Rewrite every line of the listing with "Trip Planner" replaced by "Journey Planner", changing nothing else, and leave the pictures out.

> [Input for this task]:
# # #
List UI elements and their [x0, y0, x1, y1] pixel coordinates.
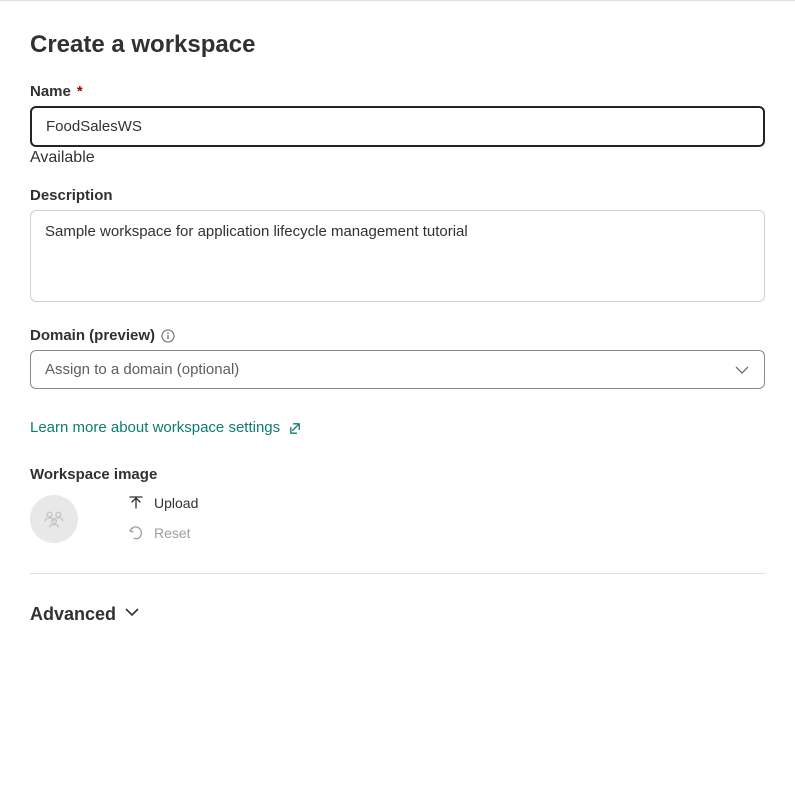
- required-asterisk: *: [77, 83, 83, 100]
- name-availability-text: Available: [30, 149, 765, 167]
- upload-button[interactable]: Upload: [128, 495, 198, 511]
- reset-button: Reset: [128, 525, 198, 541]
- domain-label: Domain (preview): [30, 327, 765, 344]
- workspace-image-label: Workspace image: [30, 466, 765, 483]
- workspace-image-label-text: Workspace image: [30, 466, 157, 483]
- reset-label: Reset: [154, 525, 191, 541]
- info-icon[interactable]: [161, 329, 175, 343]
- upload-icon: [128, 495, 144, 511]
- workspace-image-row: Upload Reset: [30, 495, 765, 543]
- divider: [30, 573, 765, 574]
- domain-field-group: Domain (preview) Assign to a domain (opt…: [30, 327, 765, 389]
- description-field-group: Description Sample workspace for applica…: [30, 187, 765, 307]
- domain-select[interactable]: Assign to a domain (optional): [30, 350, 765, 389]
- advanced-toggle[interactable]: Advanced: [30, 604, 140, 625]
- domain-placeholder-text: Assign to a domain (optional): [45, 361, 239, 378]
- domain-label-text: Domain (preview): [30, 327, 155, 344]
- reset-icon: [128, 525, 144, 541]
- people-icon: [41, 506, 67, 532]
- chevron-down-icon: [734, 362, 750, 378]
- name-input[interactable]: [30, 106, 765, 147]
- workspace-image-section: Workspace image Upload: [30, 466, 765, 543]
- learn-more-link[interactable]: Learn more about workspace settings: [30, 419, 302, 436]
- learn-more-text: Learn more about workspace settings: [30, 419, 280, 436]
- upload-label: Upload: [154, 495, 198, 511]
- description-label: Description: [30, 187, 765, 204]
- name-field-group: Name * Available: [30, 83, 765, 167]
- name-label-text: Name: [30, 83, 71, 100]
- description-input[interactable]: Sample workspace for application lifecyc…: [30, 210, 765, 302]
- page-title: Create a workspace: [30, 31, 765, 59]
- chevron-down-icon: [124, 604, 140, 625]
- workspace-image-actions: Upload Reset: [128, 495, 198, 541]
- advanced-label: Advanced: [30, 604, 116, 625]
- workspace-avatar-placeholder: [30, 495, 78, 543]
- description-label-text: Description: [30, 187, 113, 204]
- external-link-icon: [288, 421, 302, 435]
- name-label: Name *: [30, 83, 765, 100]
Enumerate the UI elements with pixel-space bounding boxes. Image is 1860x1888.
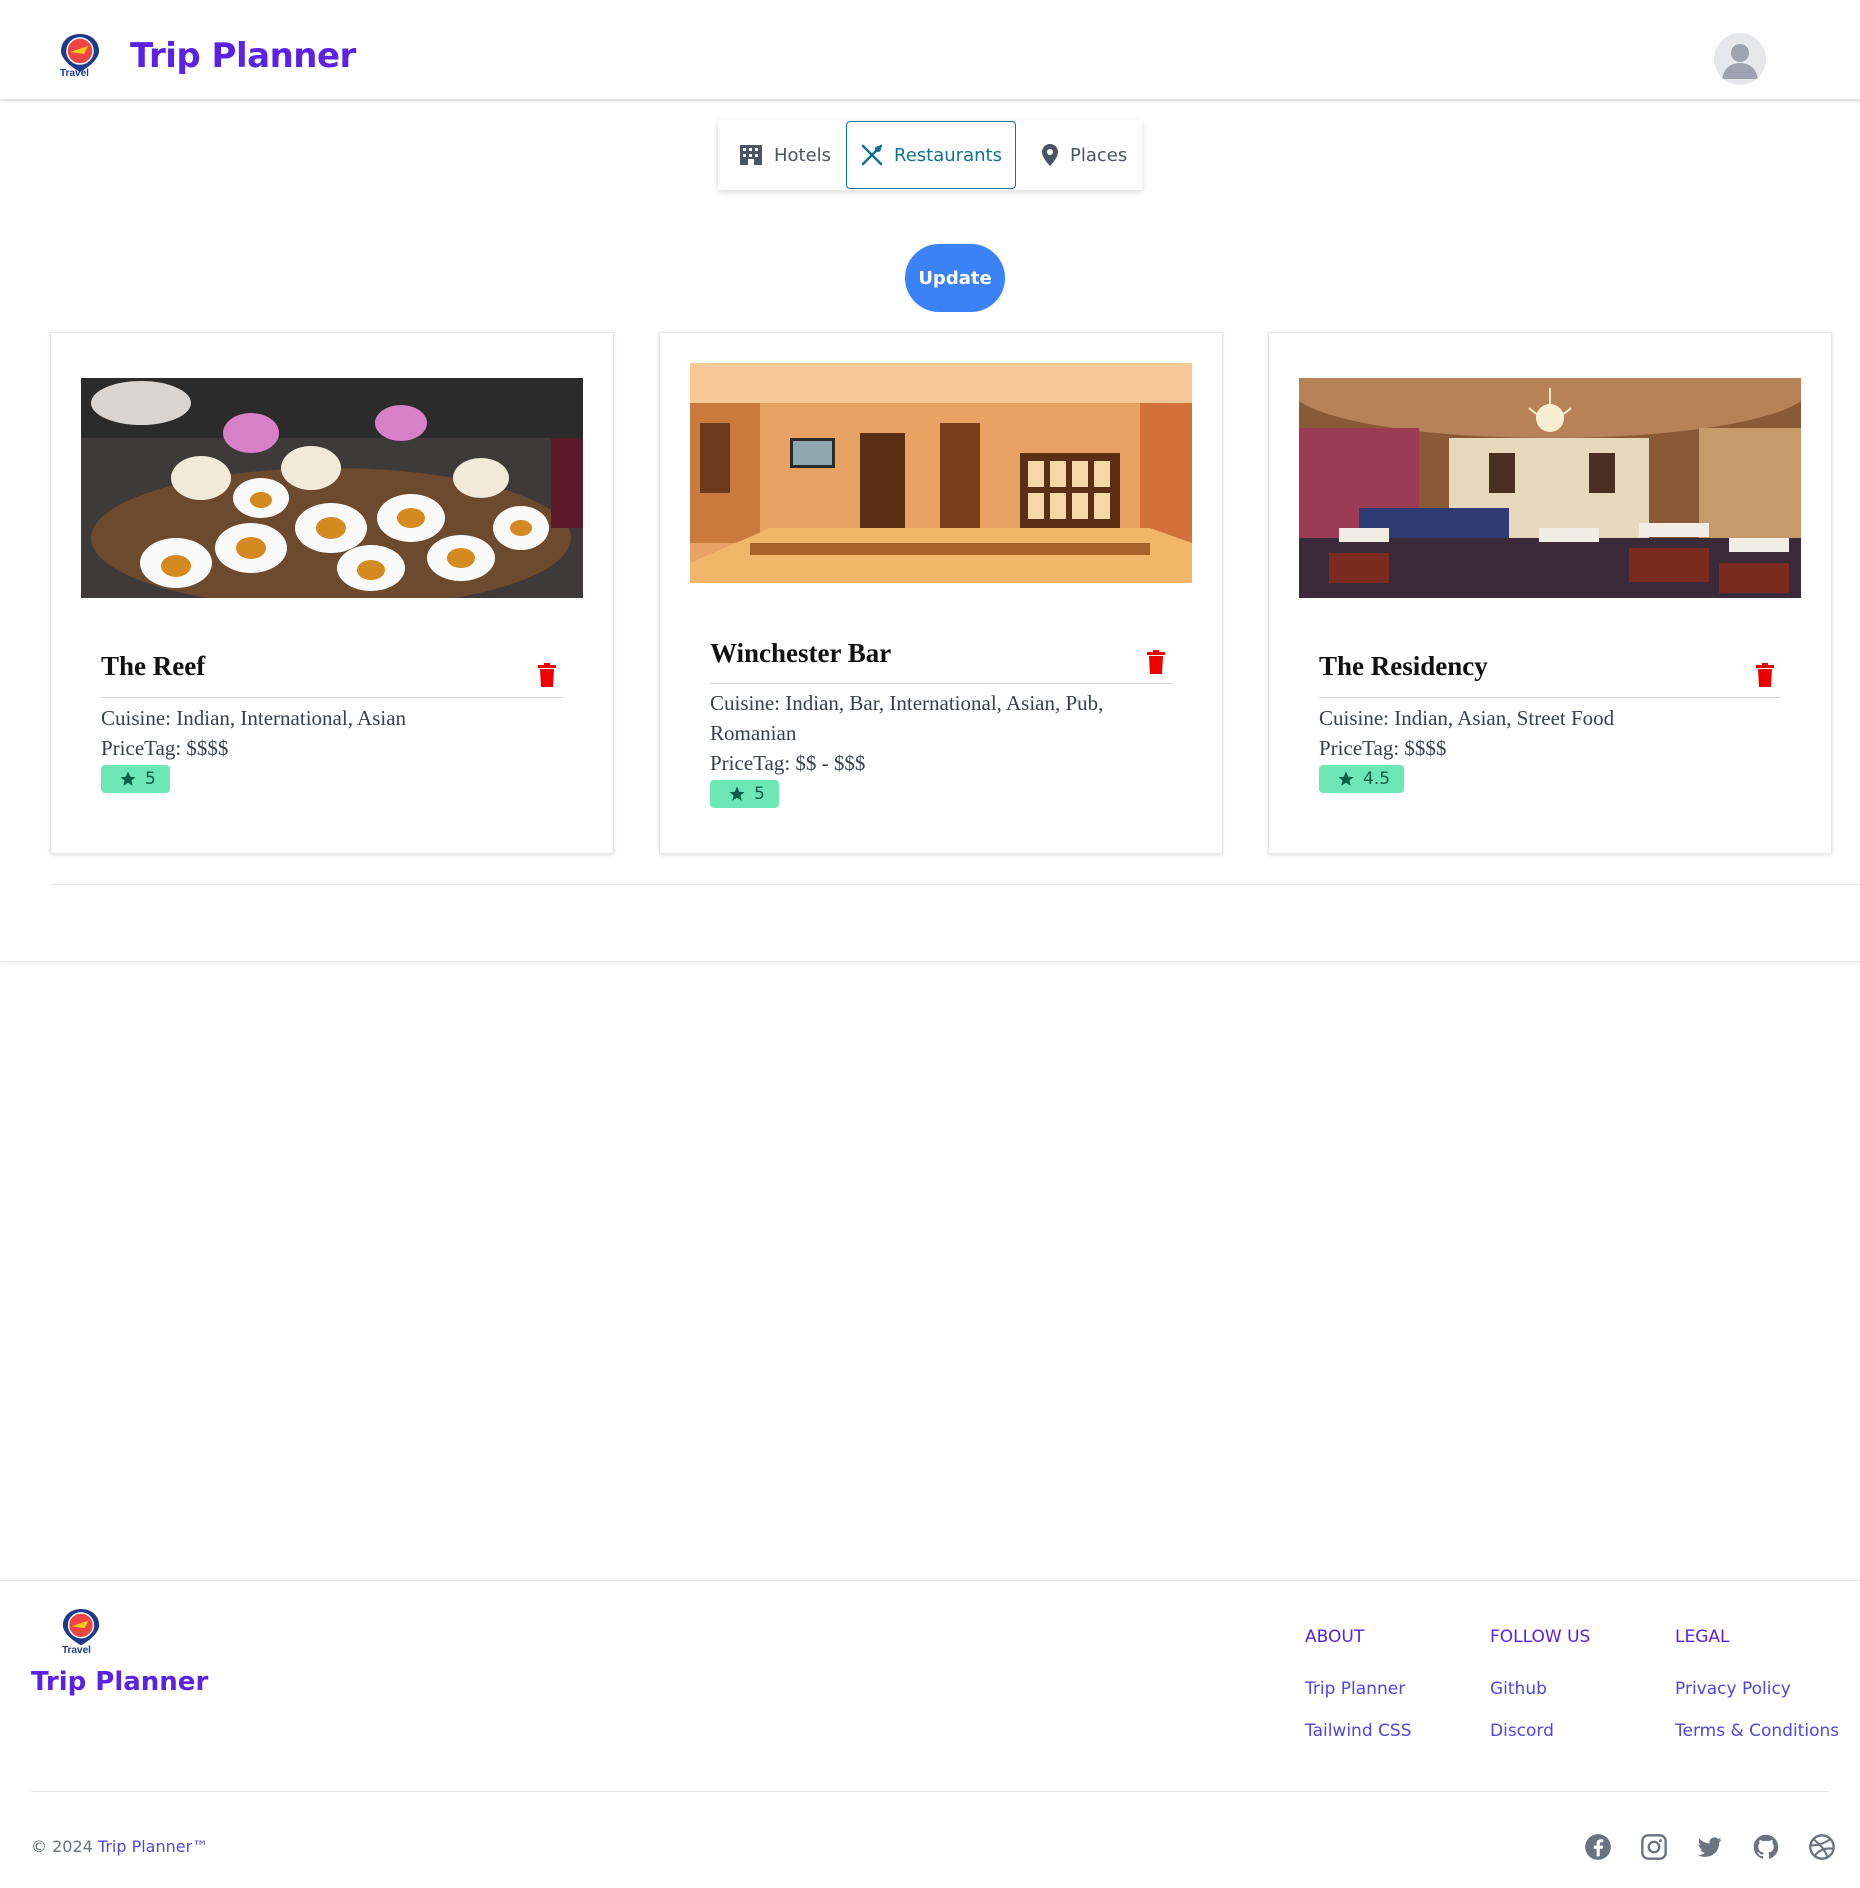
cuisine-text: Cuisine: Indian, Asian, Street Food: [1319, 706, 1615, 730]
cuisine-text: Cuisine: Indian, International, Asian: [101, 706, 407, 730]
restaurant-photo: [690, 363, 1192, 583]
rating-badge: 4.5: [1319, 765, 1405, 793]
footer-link-tailwind[interactable]: Tailwind CSS: [1305, 1721, 1411, 1741]
delete-trash-icon[interactable]: [1146, 650, 1166, 679]
title-divider: [101, 697, 563, 698]
tab-places[interactable]: Places: [1016, 121, 1142, 189]
instagram-icon[interactable]: [1640, 1833, 1668, 1861]
tab-restaurants[interactable]: Restaurants: [846, 121, 1016, 189]
rating-badge: 5: [710, 780, 779, 808]
cuisine-text: Cuisine: Indian, Bar, International, Asi…: [710, 691, 1104, 745]
rating-badge: 5: [101, 765, 170, 793]
logo-caption: Travel: [60, 68, 89, 79]
restaurant-details: Cuisine: Indian, Bar, International, Asi…: [710, 688, 1150, 811]
footer-link-discord[interactable]: Discord: [1490, 1721, 1590, 1741]
update-button[interactable]: Update: [905, 244, 1005, 312]
footer-heading-follow: FOLLOW US: [1490, 1627, 1591, 1647]
price-tag-text: PriceTag: $$$$: [1319, 736, 1447, 760]
footer-link-trip-planner[interactable]: Trip Planner: [1305, 1679, 1411, 1699]
category-tabs: Hotels Restaurants Places: [718, 120, 1142, 190]
copyright: © 2024 Trip Planner™: [31, 1837, 208, 1856]
copyright-brand-link[interactable]: Trip Planner™: [98, 1837, 208, 1856]
restaurant-details: Cuisine: Indian, International, Asian Pr…: [101, 703, 541, 796]
tab-hotels[interactable]: Hotels: [718, 121, 846, 189]
tab-places-label: Places: [1070, 144, 1128, 166]
utensils-icon: [861, 144, 883, 166]
user-avatar[interactable]: [1714, 33, 1766, 85]
section-divider: [50, 884, 1860, 885]
restaurant-details: Cuisine: Indian, Asian, Street Food Pric…: [1319, 703, 1759, 796]
github-icon[interactable]: [1752, 1833, 1780, 1861]
footer-divider: [31, 1791, 1829, 1792]
restaurant-name: Winchester Bar: [710, 638, 892, 668]
tab-hotels-label: Hotels: [774, 144, 832, 166]
dribbble-icon[interactable]: [1808, 1833, 1836, 1861]
user-icon: [1722, 44, 1758, 79]
footer-link-privacy[interactable]: Privacy Policy: [1675, 1679, 1839, 1699]
delete-trash-icon[interactable]: [1755, 663, 1775, 692]
rating-value: 4.5: [1363, 769, 1391, 789]
rating-value: 5: [145, 769, 156, 789]
restaurant-card[interactable]: Winchester Bar Cuisine: Indian, Bar, Int…: [659, 332, 1223, 854]
footer-link-github[interactable]: Github: [1490, 1679, 1590, 1699]
footer: Travel Trip Planner ABOUT Trip Planner T…: [0, 1580, 1860, 1888]
app-title[interactable]: Trip Planner: [130, 36, 356, 76]
tab-restaurants-label: Restaurants: [894, 144, 1002, 166]
footer-column-follow: FOLLOW US Github Discord: [1490, 1627, 1590, 1763]
footer-heading-about: ABOUT: [1305, 1627, 1365, 1647]
restaurant-card[interactable]: The Residency Cuisine: Indian, Asian, St…: [1268, 332, 1832, 854]
restaurant-photo: [81, 378, 583, 598]
restaurant-card[interactable]: The Reef Cuisine: Indian, International,…: [50, 332, 614, 854]
footer-link-terms[interactable]: Terms & Conditions: [1675, 1721, 1839, 1741]
building-icon: [740, 145, 762, 165]
price-tag-text: PriceTag: $$ - $$$: [710, 751, 866, 775]
star-icon: [729, 786, 745, 801]
copyright-prefix: © 2024: [31, 1837, 98, 1856]
twitter-icon[interactable]: [1696, 1833, 1724, 1861]
restaurant-name: The Residency: [1319, 651, 1488, 681]
rating-value: 5: [754, 784, 765, 804]
facebook-icon[interactable]: [1584, 1833, 1612, 1861]
map-pin-icon: [1042, 144, 1058, 166]
top-navbar: Travel Trip Planner: [0, 0, 1860, 100]
star-icon: [120, 771, 136, 786]
price-tag-text: PriceTag: $$$$: [101, 736, 229, 760]
restaurant-name: The Reef: [101, 651, 206, 681]
restaurant-photo: [1299, 378, 1801, 598]
footer-brand[interactable]: Trip Planner: [31, 1667, 208, 1697]
logo-caption: Travel: [62, 1645, 91, 1656]
social-links: [1584, 1833, 1836, 1861]
title-divider: [1319, 697, 1781, 698]
footer-heading-legal: LEGAL: [1675, 1627, 1730, 1647]
delete-trash-icon[interactable]: [537, 663, 557, 692]
footer-column-about: ABOUT Trip Planner Tailwind CSS: [1305, 1627, 1411, 1763]
footer-column-legal: LEGAL Privacy Policy Terms & Conditions: [1675, 1627, 1839, 1763]
star-icon: [1338, 771, 1354, 786]
title-divider: [710, 683, 1172, 684]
# # #
> [Result of the exercise]:
List UI elements and their [x0, y0, x1, y1] pixel coordinates.
- required-asterisk: *: [77, 83, 83, 100]
- name-availability-text: Available: [30, 149, 765, 167]
- upload-button[interactable]: Upload: [128, 495, 198, 511]
- reset-button: Reset: [128, 525, 198, 541]
- domain-label: Domain (preview): [30, 327, 765, 344]
- workspace-image-label: Workspace image: [30, 466, 765, 483]
- workspace-image-label-text: Workspace image: [30, 466, 157, 483]
- reset-label: Reset: [154, 525, 191, 541]
- info-icon[interactable]: [161, 329, 175, 343]
- upload-icon: [128, 495, 144, 511]
- workspace-image-row: Upload Reset: [30, 495, 765, 543]
- divider: [30, 573, 765, 574]
- domain-field-group: Domain (preview) Assign to a domain (opt…: [30, 327, 765, 389]
- description-field-group: Description Sample workspace for applica…: [30, 187, 765, 307]
- domain-select[interactable]: Assign to a domain (optional): [30, 350, 765, 389]
- advanced-toggle[interactable]: Advanced: [30, 604, 140, 625]
- domain-placeholder-text: Assign to a domain (optional): [45, 361, 239, 378]
- domain-label-text: Domain (preview): [30, 327, 155, 344]
- reset-icon: [128, 525, 144, 541]
- people-icon: [41, 506, 67, 532]
- chevron-down-icon: [734, 362, 750, 378]
- name-input[interactable]: [30, 106, 765, 147]
- workspace-image-section: Workspace image Upload: [30, 466, 765, 543]
- learn-more-link[interactable]: Learn more about workspace settings: [30, 419, 302, 436]
- learn-more-text: Learn more about workspace settings: [30, 419, 280, 436]
- upload-label: Upload: [154, 495, 198, 511]
- description-label: Description: [30, 187, 765, 204]
- name-field-group: Name * Available: [30, 83, 765, 167]
- name-label-text: Name: [30, 83, 71, 100]
- description-input[interactable]: Sample workspace for application lifecyc…: [30, 210, 765, 302]
- page-title: Create a workspace: [30, 31, 765, 59]
- chevron-down-icon: [124, 604, 140, 625]
- workspace-image-actions: Upload Reset: [128, 495, 198, 541]
- advanced-label: Advanced: [30, 604, 116, 625]
- workspace-avatar-placeholder: [30, 495, 78, 543]
- description-label-text: Description: [30, 187, 113, 204]
- external-link-icon: [288, 421, 302, 435]
- name-label: Name *: [30, 83, 765, 100]
Enumerate the UI elements with pixel-space bounding boxes. Image is 1860x1888.
cuisine-text: Cuisine: Indian, Asian, Street Food: [1319, 706, 1615, 730]
cuisine-text: Cuisine: Indian, International, Asian: [101, 706, 407, 730]
restaurant-photo: [690, 363, 1192, 583]
rating-badge: 4.5: [1319, 765, 1405, 793]
footer-link-tailwind[interactable]: Tailwind CSS: [1305, 1721, 1411, 1741]
delete-trash-icon[interactable]: [1146, 650, 1166, 679]
title-divider: [101, 697, 563, 698]
tab-places[interactable]: Places: [1016, 121, 1142, 189]
instagram-icon[interactable]: [1640, 1833, 1668, 1861]
tab-restaurants[interactable]: Restaurants: [846, 121, 1016, 189]
rating-badge: 5: [710, 780, 779, 808]
cuisine-text: Cuisine: Indian, Bar, International, Asi…: [710, 691, 1104, 745]
rating-badge: 5: [101, 765, 170, 793]
logo-caption: Travel: [60, 68, 89, 79]
restaurant-details: Cuisine: Indian, Bar, International, Asi…: [710, 688, 1150, 811]
footer-link-discord[interactable]: Discord: [1490, 1721, 1590, 1741]
update-button[interactable]: Update: [905, 244, 1005, 312]
footer-heading-follow: FOLLOW US: [1490, 1627, 1591, 1647]
price-tag-text: PriceTag: $$$$: [1319, 736, 1447, 760]
footer-link-trip-planner[interactable]: Journey Planner: [1305, 1679, 1411, 1699]
category-tabs: Hotels Restaurants Places: [718, 120, 1142, 190]
copyright: © 2024 Journey Planner™: [31, 1837, 208, 1856]
copyright-brand-link[interactable]: Journey Planner™: [98, 1837, 208, 1856]
restaurant-details: Cuisine: Indian, International, Asian Pr…: [101, 703, 541, 796]
tab-hotels[interactable]: Hotels: [718, 121, 846, 189]
tab-places-label: Places: [1070, 144, 1128, 166]
utensils-icon: [861, 144, 883, 166]
user-avatar[interactable]: [1714, 33, 1766, 85]
section-divider: [50, 884, 1860, 885]
restaurant-details: Cuisine: Indian, Asian, Street Food Pric…: [1319, 703, 1759, 796]
github-icon[interactable]: [1752, 1833, 1780, 1861]
footer-divider: [31, 1791, 1829, 1792]
restaurant-name: Winchester Bar: [710, 638, 892, 668]
tab-hotels-label: Hotels: [774, 144, 832, 166]
dribbble-icon[interactable]: [1808, 1833, 1836, 1861]
user-icon: [1722, 44, 1758, 79]
footer-link-privacy[interactable]: Privacy Policy: [1675, 1679, 1839, 1699]
delete-trash-icon[interactable]: [1755, 663, 1775, 692]
rating-value: 4.5: [1363, 769, 1391, 789]
rating-value: 5: [145, 769, 156, 789]
restaurant-card[interactable]: Winchester Bar Cuisine: Indian, Bar, Int…: [659, 332, 1223, 854]
footer-link-github[interactable]: Github: [1490, 1679, 1590, 1699]
footer: Travel Journey Planner ABOUT Journey Planner T…: [0, 1580, 1860, 1888]
app-title[interactable]: Journey Planner: [130, 36, 356, 76]
tab-restaurants-label: Restaurants: [894, 144, 1002, 166]
footer-column-follow: FOLLOW US Github Discord: [1490, 1627, 1590, 1763]
footer-heading-about: ABOUT: [1305, 1627, 1365, 1647]
restaurant-card[interactable]: The Residency Cuisine: Indian, Asian, St…: [1268, 332, 1832, 854]
restaurant-photo: [81, 378, 583, 598]
restaurant-card[interactable]: The Reef Cuisine: Indian, International,…: [50, 332, 614, 854]
footer-link-terms[interactable]: Terms & Conditions: [1675, 1721, 1839, 1741]
building-icon: [740, 145, 762, 165]
price-tag-text: PriceTag: $$ - $$$: [710, 751, 866, 775]
star-icon: [729, 786, 745, 801]
copyright-prefix: © 2024: [31, 1837, 98, 1856]
twitter-icon[interactable]: [1696, 1833, 1724, 1861]
restaurant-name: The Residency: [1319, 651, 1488, 681]
rating-value: 5: [754, 784, 765, 804]
facebook-icon[interactable]: [1584, 1833, 1612, 1861]
map-pin-icon: [1042, 144, 1058, 166]
top-navbar: Travel Journey Planner: [0, 0, 1860, 100]
star-icon: [120, 771, 136, 786]
price-tag-text: PriceTag: $$$$: [101, 736, 229, 760]
restaurant-name: The Reef: [101, 651, 206, 681]
restaurant-photo: [1299, 378, 1801, 598]
footer-brand[interactable]: Journey Planner: [31, 1667, 208, 1697]
logo-caption: Travel: [62, 1645, 91, 1656]
social-links: [1584, 1833, 1836, 1861]
title-divider: [1319, 697, 1781, 698]
footer-heading-legal: LEGAL: [1675, 1627, 1730, 1647]
delete-trash-icon[interactable]: [537, 663, 557, 692]
footer-column-about: ABOUT Journey Planner Tailwind CSS: [1305, 1627, 1411, 1763]
footer-column-legal: LEGAL Privacy Policy Terms & Conditions: [1675, 1627, 1839, 1763]
star-icon: [1338, 771, 1354, 786]
title-divider: [710, 683, 1172, 684]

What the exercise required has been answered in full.